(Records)
----
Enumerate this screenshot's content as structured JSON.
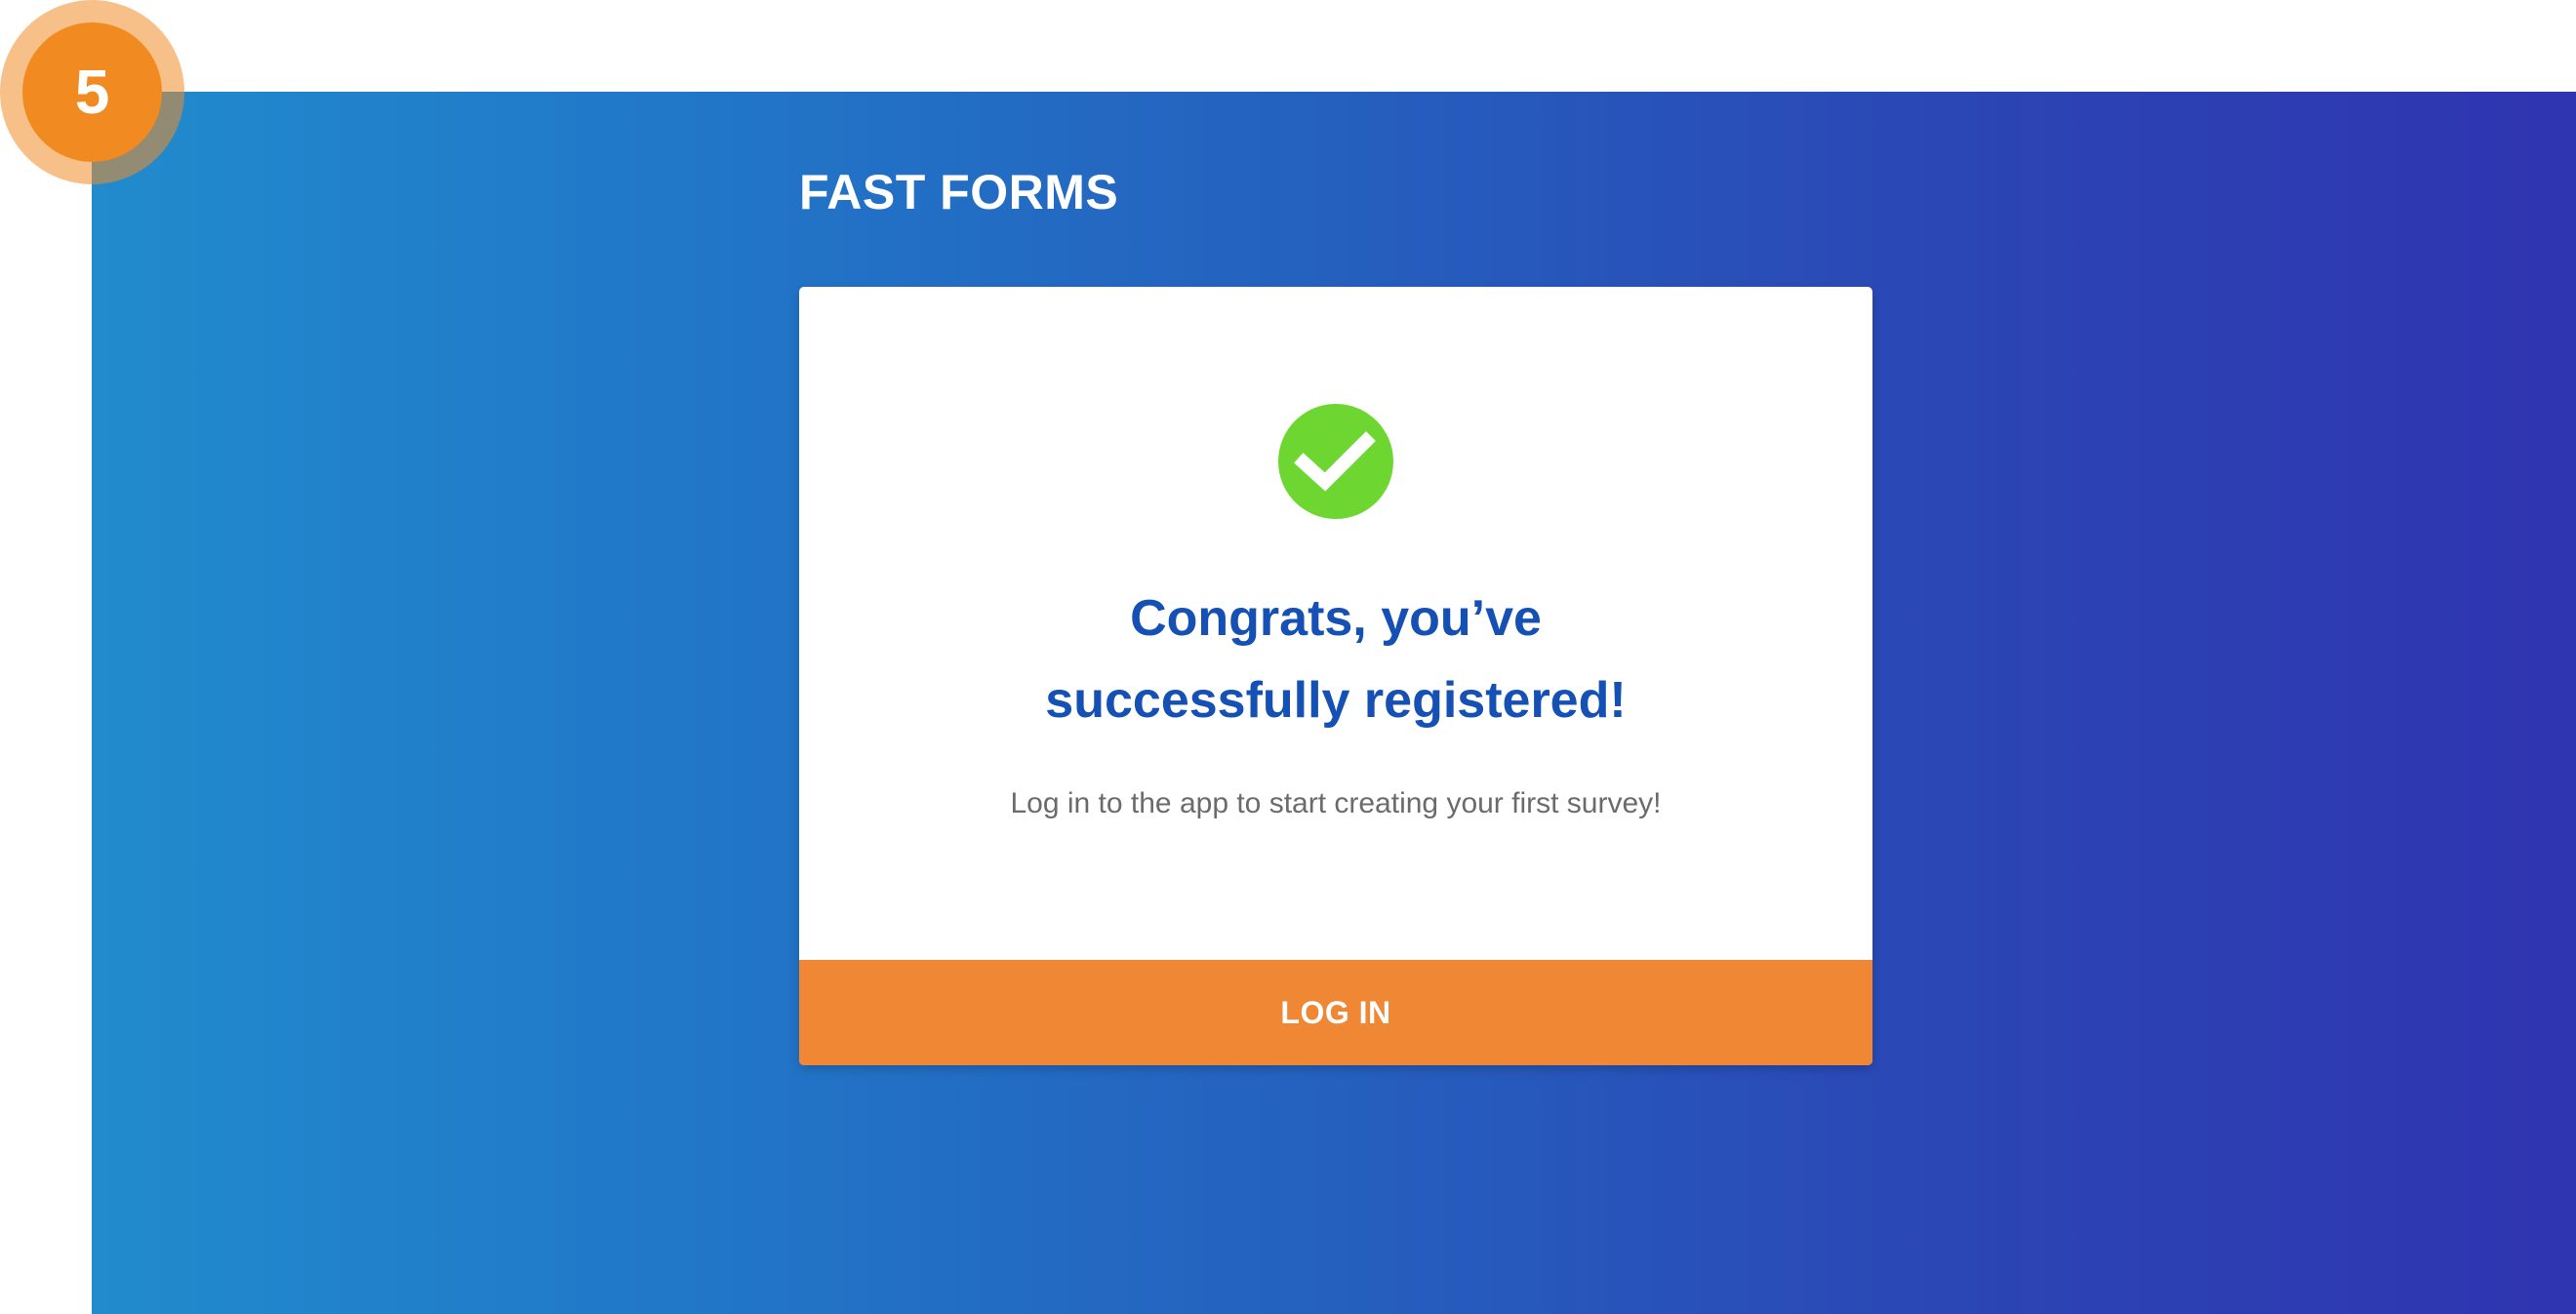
{
  "step": {
    "number": "5"
  },
  "brand": {
    "title": "FAST FORMS"
  },
  "card": {
    "icon": "check-circle-icon",
    "heading_line1": "Congrats, you’ve",
    "heading_line2": "successfully registered!",
    "subtext": "Log in to the app to start creating your first survey!",
    "button_label": "LOG IN"
  },
  "colors": {
    "gradient_start": "#218bcd",
    "gradient_end": "#2f34b0",
    "heading": "#1550b4",
    "success": "#6dd631",
    "button": "#ef8734",
    "badge": "#f28a22"
  }
}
----
▸ **Stated exercise**:
Take the listing and print it again exactly, but without any pictures.

▸ **Completed task**:
Enumerate this screenshot's content as structured JSON.
{
  "step": {
    "number": "5"
  },
  "brand": {
    "title": "FAST FORMS"
  },
  "card": {
    "icon": "check-circle-icon",
    "heading_line1": "Congrats, you’ve",
    "heading_line2": "successfully registered!",
    "subtext": "Log in to the app to start creating your first survey!",
    "button_label": "LOG IN"
  },
  "colors": {
    "gradient_start": "#218bcd",
    "gradient_end": "#2f34b0",
    "heading": "#1550b4",
    "success": "#6dd631",
    "button": "#ef8734",
    "badge": "#f28a22"
  }
}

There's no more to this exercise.